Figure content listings
────────

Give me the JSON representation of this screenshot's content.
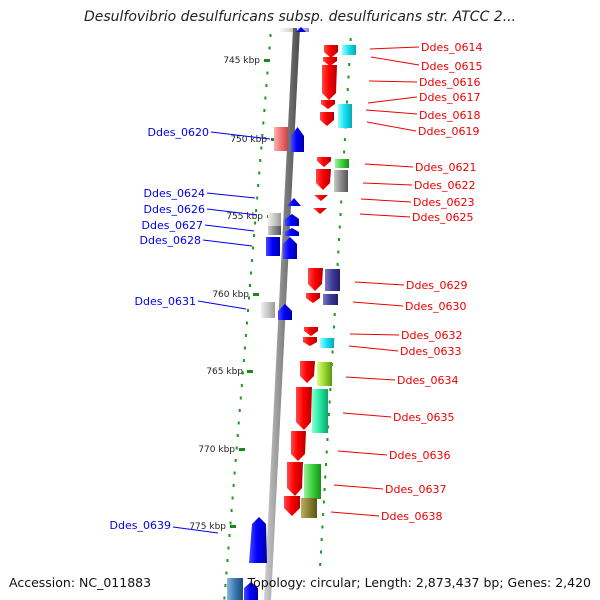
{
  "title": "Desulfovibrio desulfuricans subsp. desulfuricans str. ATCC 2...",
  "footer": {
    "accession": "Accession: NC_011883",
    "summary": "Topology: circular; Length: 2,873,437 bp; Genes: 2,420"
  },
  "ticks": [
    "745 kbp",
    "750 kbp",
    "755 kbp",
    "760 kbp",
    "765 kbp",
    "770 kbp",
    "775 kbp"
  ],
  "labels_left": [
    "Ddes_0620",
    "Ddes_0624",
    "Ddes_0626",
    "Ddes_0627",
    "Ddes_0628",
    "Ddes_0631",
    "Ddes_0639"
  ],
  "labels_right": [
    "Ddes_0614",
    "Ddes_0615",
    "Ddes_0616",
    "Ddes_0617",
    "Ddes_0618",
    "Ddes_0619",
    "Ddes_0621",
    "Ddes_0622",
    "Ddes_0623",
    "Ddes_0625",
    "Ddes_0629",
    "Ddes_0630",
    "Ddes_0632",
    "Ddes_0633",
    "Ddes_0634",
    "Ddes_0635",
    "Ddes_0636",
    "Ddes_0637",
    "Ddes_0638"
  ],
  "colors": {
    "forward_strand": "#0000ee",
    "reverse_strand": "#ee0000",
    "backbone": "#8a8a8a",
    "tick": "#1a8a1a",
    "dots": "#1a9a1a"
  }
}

────────

Exclude every picture and copy the remaining data exactly.

Give me the JSON representation of this screenshot's content.
{
  "title": "Desulfovibrio desulfuricans subsp. desulfuricans str. ATCC 2...",
  "footer": {
    "accession": "Accession: NC_011883",
    "summary": "Topology: circular; Length: 2,873,437 bp; Genes: 2,420"
  },
  "ticks": [
    "745 kbp",
    "750 kbp",
    "755 kbp",
    "760 kbp",
    "765 kbp",
    "770 kbp",
    "775 kbp"
  ],
  "labels_left": [
    "Ddes_0620",
    "Ddes_0624",
    "Ddes_0626",
    "Ddes_0627",
    "Ddes_0628",
    "Ddes_0631",
    "Ddes_0639"
  ],
  "labels_right": [
    "Ddes_0614",
    "Ddes_0615",
    "Ddes_0616",
    "Ddes_0617",
    "Ddes_0618",
    "Ddes_0619",
    "Ddes_0621",
    "Ddes_0622",
    "Ddes_0623",
    "Ddes_0625",
    "Ddes_0629",
    "Ddes_0630",
    "Ddes_0632",
    "Ddes_0633",
    "Ddes_0634",
    "Ddes_0635",
    "Ddes_0636",
    "Ddes_0637",
    "Ddes_0638"
  ],
  "colors": {
    "forward_strand": "#0000ee",
    "reverse_strand": "#ee0000",
    "backbone": "#8a8a8a",
    "tick": "#1a8a1a",
    "dots": "#1a9a1a"
  }
}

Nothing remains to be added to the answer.